The problem: Present the listing below as a Markdown table with a Row column holding the row number and a Line column holding the line itself. Skip blank lines and omit the pictures.
** START Data lines **
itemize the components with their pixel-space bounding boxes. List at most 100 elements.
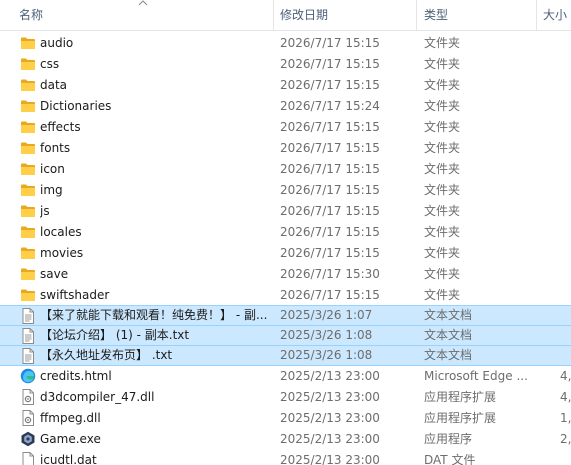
file-type: 文件夹: [424, 246, 461, 260]
file-type: 文本文档: [424, 328, 473, 342]
folder-icon: [20, 183, 36, 197]
dat-file-icon: [20, 452, 36, 465]
column-divider[interactable]: [536, 0, 537, 30]
file-name: ffmpeg.dll: [40, 411, 101, 425]
file-name: audio: [40, 36, 74, 50]
file-explorer: 名称 修改日期 类型 大小 audio 2026/7/17 15:15 文件夹 css…: [0, 0, 571, 465]
file-size: [560, 326, 571, 347]
column-divider[interactable]: [416, 0, 417, 30]
file-row[interactable]: icudtl.dat 2025/2/13 23:00 DAT 文件: [0, 450, 571, 465]
file-date-modified: 2025/2/13 23:00: [280, 390, 380, 404]
file-name: fonts: [40, 141, 71, 155]
folder-icon: [20, 99, 36, 113]
file-size: [560, 33, 571, 54]
file-row[interactable]: swiftshader 2026/7/17 15:15 文件夹: [0, 285, 571, 306]
folder-icon: [20, 141, 36, 155]
file-row[interactable]: credits.html 2025/2/13 23:00 Microsoft Edg…: [0, 366, 571, 387]
file-size: 1,: [560, 411, 571, 425]
text-file-icon: [20, 348, 36, 364]
file-date-modified: 2025/3/26 1:07: [280, 308, 373, 322]
file-row[interactable]: 【论坛介绍】 (1) - 副本.txt 2025/3/26 1:08 文本文档: [0, 325, 571, 346]
dll-file-icon: [20, 389, 36, 405]
column-header-type[interactable]: 类型: [424, 0, 534, 30]
file-row[interactable]: fonts 2026/7/17 15:15 文件夹: [0, 138, 571, 159]
file-date-modified: 2026/7/17 15:15: [280, 120, 380, 134]
column-header-size[interactable]: 大小: [543, 0, 571, 30]
file-size: [560, 222, 571, 243]
column-header-name[interactable]: 名称: [19, 0, 269, 30]
file-row[interactable]: 【永久地址发布页】 .txt 2025/3/26 1:08 文本文档: [0, 345, 571, 366]
file-date-modified: 2026/7/17 15:15: [280, 225, 380, 239]
column-header-bar: 名称 修改日期 类型 大小: [0, 0, 571, 31]
file-row[interactable]: effects 2026/7/17 15:15 文件夹: [0, 117, 571, 138]
file-size: [560, 346, 571, 367]
file-date-modified: 2026/7/17 15:15: [280, 162, 380, 176]
file-size: [560, 138, 571, 159]
file-size: [560, 264, 571, 285]
text-file-icon: [20, 328, 36, 344]
file-row[interactable]: movies 2026/7/17 15:15 文件夹: [0, 243, 571, 264]
file-type: 文件夹: [424, 57, 461, 71]
dll-file-icon: [20, 410, 36, 426]
file-name: save: [40, 267, 69, 281]
file-size: [560, 243, 571, 264]
folder-icon: [20, 204, 36, 218]
column-header-date[interactable]: 修改日期: [280, 0, 410, 30]
file-size: 4,: [560, 390, 571, 404]
file-name: icon: [40, 162, 65, 176]
file-row[interactable]: 【来了就能下载和观看！纯免费！】 - 副... 2025/3/26 1:07 文本文…: [0, 305, 571, 326]
file-date-modified: 2026/7/17 15:15: [280, 78, 380, 92]
file-size: [560, 159, 571, 180]
file-row[interactable]: data 2026/7/17 15:15 文件夹: [0, 75, 571, 96]
file-row[interactable]: ffmpeg.dll 2025/2/13 23:00 应用程序扩展 1,: [0, 408, 571, 429]
file-size: [560, 75, 571, 96]
file-date-modified: 2025/2/13 23:00: [280, 411, 380, 425]
file-type: 应用程序: [424, 432, 473, 446]
folder-icon: [20, 225, 36, 239]
file-type: 应用程序扩展: [424, 390, 497, 404]
file-date-modified: 2026/7/17 15:15: [280, 36, 380, 50]
file-row[interactable]: js 2026/7/17 15:15 文件夹: [0, 201, 571, 222]
file-date-modified: 2026/7/17 15:15: [280, 141, 380, 155]
file-name: icudtl.dat: [40, 453, 97, 465]
file-type: 文件夹: [424, 267, 461, 281]
file-date-modified: 2025/3/26 1:08: [280, 328, 373, 342]
file-size: [560, 54, 571, 75]
file-row[interactable]: img 2026/7/17 15:15 文件夹: [0, 180, 571, 201]
file-date-modified: 2026/7/17 15:24: [280, 99, 380, 113]
file-size: [560, 201, 571, 222]
folder-icon: [20, 267, 36, 281]
folder-icon: [20, 288, 36, 302]
file-date-modified: 2025/3/26 1:08: [280, 348, 373, 362]
file-row[interactable]: locales 2026/7/17 15:15 文件夹: [0, 222, 571, 243]
file-date-modified: 2026/7/17 15:15: [280, 183, 380, 197]
file-type: 文件夹: [424, 162, 461, 176]
file-row[interactable]: save 2026/7/17 15:30 文件夹: [0, 264, 571, 285]
file-size: [560, 180, 571, 201]
column-divider[interactable]: [273, 0, 274, 30]
folder-icon: [20, 78, 36, 92]
file-name: locales: [40, 225, 82, 239]
file-row[interactable]: audio 2026/7/17 15:15 文件夹: [0, 33, 571, 54]
file-date-modified: 2026/7/17 15:15: [280, 57, 380, 71]
game-exe-icon: [20, 431, 36, 447]
file-type: 应用程序扩展: [424, 411, 497, 425]
file-row[interactable]: d3dcompiler_47.dll 2025/2/13 23:00 应用程序扩展 4…: [0, 387, 571, 408]
file-name: Game.exe: [40, 432, 101, 446]
file-type: 文件夹: [424, 141, 461, 155]
file-size: [560, 117, 571, 138]
file-type: 文件夹: [424, 99, 461, 113]
folder-icon: [20, 36, 36, 50]
file-name: css: [40, 57, 60, 71]
file-date-modified: 2026/7/17 15:15: [280, 204, 380, 218]
file-date-modified: 2026/7/17 15:15: [280, 246, 380, 260]
file-type: DAT 文件: [424, 453, 476, 465]
file-name: swiftshader: [40, 288, 110, 302]
file-type: 文本文档: [424, 348, 473, 362]
file-row[interactable]: css 2026/7/17 15:15 文件夹: [0, 54, 571, 75]
file-row[interactable]: Dictionaries 2026/7/17 15:24 文件夹: [0, 96, 571, 117]
file-row[interactable]: Game.exe 2025/2/13 23:00 应用程序 2,: [0, 429, 571, 450]
file-name: credits.html: [40, 369, 112, 383]
folder-icon: [20, 120, 36, 134]
file-row[interactable]: icon 2026/7/17 15:15 文件夹: [0, 159, 571, 180]
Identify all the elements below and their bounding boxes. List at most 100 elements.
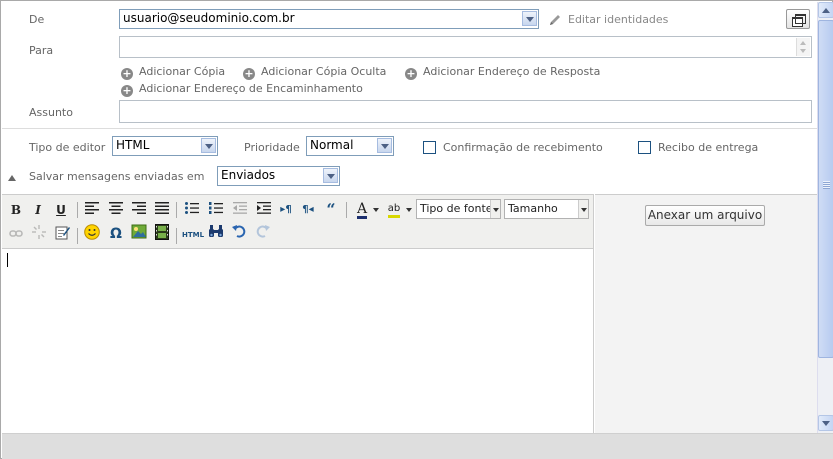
** END Data lines **
Written solution:
| Row | Line |
|---|---|
| 1 | itemize the components with their pixel-space bounding boxes. List at most 100 elements. |
| 2 | file-type: 文件夹: [424, 246, 461, 260] |
| 3 | file-type: 文本文档: [424, 328, 473, 342] |
| 4 | folder-icon: [20, 183, 36, 197] |
| 5 | dat-file-icon: [20, 452, 36, 465] |
| 6 | column-divider[interactable]: [536, 0, 537, 30] |
| 7 | file-name: ffmpeg.dll: [40, 411, 101, 425] |
| 8 | file-name: audio: [40, 36, 74, 50] |
| 9 | file-explorer: 名称 修改日期 类型 大小 audio 2026/7/17 15:15 文件夹 css…: [0, 0, 571, 465] |
| 10 | file-size: [560, 326, 571, 347] |
| 11 | column-divider[interactable]: [416, 0, 417, 30] |
| 12 | file-row[interactable]: icudtl.dat 2025/2/13 23:00 DAT 文件: [0, 450, 571, 465] |
| 13 | file-date-modified: 2025/2/13 23:00: [280, 390, 380, 404] |
| 14 | file-name: fonts: [40, 141, 71, 155] |
| 15 | folder-icon: [20, 99, 36, 113] |
| 16 | file-size: [560, 33, 571, 54] |
| 17 | file-row[interactable]: swiftshader 2026/7/17 15:15 文件夹: [0, 285, 571, 306] |
| 18 | folder-icon: [20, 141, 36, 155] |
| 19 | file-row[interactable]: credits.html 2025/2/13 23:00 Microsoft Edg…: [0, 366, 571, 387] |
| 20 | file-size: 1,: [560, 411, 571, 425] |
| 21 | text-file-icon: [20, 348, 36, 364] |
| 22 | file-date-modified: 2025/3/26 1:07: [280, 308, 373, 322] |
| 23 | file-row[interactable]: 【论坛介绍】 (1) - 副本.txt 2025/3/26 1:08 文本文档: [0, 325, 571, 346] |
| 24 | dll-file-icon: [20, 389, 36, 405] |
| 25 | column-header-type[interactable]: 类型: [424, 0, 534, 30] |
| 26 | file-row[interactable]: fonts 2026/7/17 15:15 文件夹: [0, 138, 571, 159] |
| 27 | file-date-modified: 2026/7/17 15:15: [280, 120, 380, 134] |
| 28 | column-header-size[interactable]: 大小: [543, 0, 571, 30] |
| 29 | file-size: [560, 222, 571, 243] |
| 30 | column-header-name[interactable]: 名称: [19, 0, 269, 30] |
| 31 | file-row[interactable]: 【永久地址发布页】 .txt 2025/3/26 1:08 文本文档: [0, 345, 571, 366] |
| 32 | file-date-modified: 2026/7/17 15:15: [280, 225, 380, 239] |
| 33 | column-header-bar: 名称 修改日期 类型 大小: [0, 0, 571, 31] |
| 34 | file-row[interactable]: effects 2026/7/17 15:15 文件夹: [0, 117, 571, 138] |
| 35 | file-size: [560, 346, 571, 367] |
| 36 | file-date-modified: 2026/7/17 15:15: [280, 162, 380, 176] |
| 37 | file-size: [560, 138, 571, 159] |
| 38 | file-size: [560, 264, 571, 285] |
| 39 | text-file-icon: [20, 328, 36, 344] |
| 40 | file-row[interactable]: movies 2026/7/17 15:15 文件夹: [0, 243, 571, 264] |
| 41 | file-type: 文件夹: [424, 57, 461, 71] |
| 42 | dll-file-icon: [20, 410, 36, 426] |
| 43 | file-name: save: [40, 267, 69, 281] |
| 44 | file-size: [560, 243, 571, 264] |
| 45 | folder-icon: [20, 204, 36, 218] |
| 46 | column-header-date[interactable]: 修改日期: [280, 0, 410, 30] |
| 47 | file-size: 4,: [560, 390, 571, 404] |
| 48 | file-name: icon: [40, 162, 65, 176] |
| 49 | file-row[interactable]: 【来了就能下载和观看！纯免费！】 - 副... 2025/3/26 1:07 文本文…: [0, 305, 571, 326] |
| 50 | file-date-modified: 2026/7/17 15:15: [280, 78, 380, 92] |
| 51 | file-size: [560, 159, 571, 180] |
| 52 | file-row[interactable]: data 2026/7/17 15:15 文件夹: [0, 75, 571, 96] |
| 53 | file-row[interactable]: ffmpeg.dll 2025/2/13 23:00 应用程序扩展 1,: [0, 408, 571, 429] |
| 54 | file-size: [560, 75, 571, 96] |
| 55 | file-date-modified: 2025/2/13 23:00: [280, 411, 380, 425] |
| 56 | file-type: 应用程序: [424, 432, 473, 446] |
| 57 | folder-icon: [20, 225, 36, 239] |
| 58 | file-type: 应用程序扩展: [424, 390, 497, 404] |
| 59 | file-date-modified: 2026/7/17 15:15: [280, 36, 380, 50] |
| 60 | file-row[interactable]: js 2026/7/17 15:15 文件夹: [0, 201, 571, 222] |
| 61 | file-date-modified: 2026/7/17 15:15: [280, 141, 380, 155] |
| 62 | file-name: icudtl.dat: [40, 453, 97, 465] |
| 63 | file-type: 文件夹: [424, 267, 461, 281] |
| 64 | file-date-modified: 2025/3/26 1:08: [280, 328, 373, 342] |
| 65 | file-size: [560, 54, 571, 75] |
| 66 | file-row[interactable]: img 2026/7/17 15:15 文件夹: [0, 180, 571, 201] |
| 67 | file-date-modified: 2026/7/17 15:24: [280, 99, 380, 113] |
| 68 | file-size: [560, 201, 571, 222] |
| 69 | folder-icon: [20, 267, 36, 281] |
| 70 | folder-icon: [20, 288, 36, 302] |
| 71 | file-date-modified: 2025/3/26 1:08: [280, 348, 373, 362] |
| 72 | file-row[interactable]: locales 2026/7/17 15:15 文件夹: [0, 222, 571, 243] |
| 73 | file-date-modified: 2026/7/17 15:15: [280, 183, 380, 197] |
| 74 | file-type: 文件夹: [424, 162, 461, 176] |
| 75 | file-row[interactable]: save 2026/7/17 15:30 文件夹: [0, 264, 571, 285] |
| 76 | file-size: [560, 180, 571, 201] |
| 77 | column-divider[interactable]: [273, 0, 274, 30] |
| 78 | folder-icon: [20, 78, 36, 92] |
| 79 | file-name: locales: [40, 225, 82, 239] |
| 80 | file-row[interactable]: audio 2026/7/17 15:15 文件夹: [0, 33, 571, 54] |
| 81 | file-date-modified: 2026/7/17 15:15: [280, 57, 380, 71] |
| 82 | game-exe-icon: [20, 431, 36, 447] |
| 83 | file-type: 应用程序扩展: [424, 411, 497, 425] |
| 84 | file-row[interactable]: d3dcompiler_47.dll 2025/2/13 23:00 应用程序扩展 4…: [0, 387, 571, 408] |
| 85 | file-name: Game.exe: [40, 432, 101, 446] |
| 86 | file-type: 文件夹: [424, 141, 461, 155] |
| 87 | file-size: [560, 117, 571, 138] |
| 88 | file-type: 文件夹: [424, 99, 461, 113] |
| 89 | folder-icon: [20, 36, 36, 50] |
| 90 | file-name: css: [40, 57, 60, 71] |
| 91 | file-date-modified: 2026/7/17 15:15: [280, 204, 380, 218] |
| 92 | file-date-modified: 2026/7/17 15:15: [280, 246, 380, 260] |
| 93 | file-type: DAT 文件: [424, 453, 476, 465] |
| 94 | file-name: swiftshader: [40, 288, 110, 302] |
| 95 | file-type: 文本文档: [424, 348, 473, 362] |
| 96 | file-row[interactable]: css 2026/7/17 15:15 文件夹: [0, 54, 571, 75] |
| 97 | file-row[interactable]: Dictionaries 2026/7/17 15:24 文件夹: [0, 96, 571, 117] |
| 98 | file-row[interactable]: Game.exe 2025/2/13 23:00 应用程序 2,: [0, 429, 571, 450] |
| 99 | file-name: credits.html: [40, 369, 112, 383] |
| 100 | folder-icon: [20, 120, 36, 134] |
| 101 | file-row[interactable]: icon 2026/7/17 15:15 文件夹: [0, 159, 571, 180] |
| 102 | Identify all the elements below and their bounding boxes. List at most 100 elements. |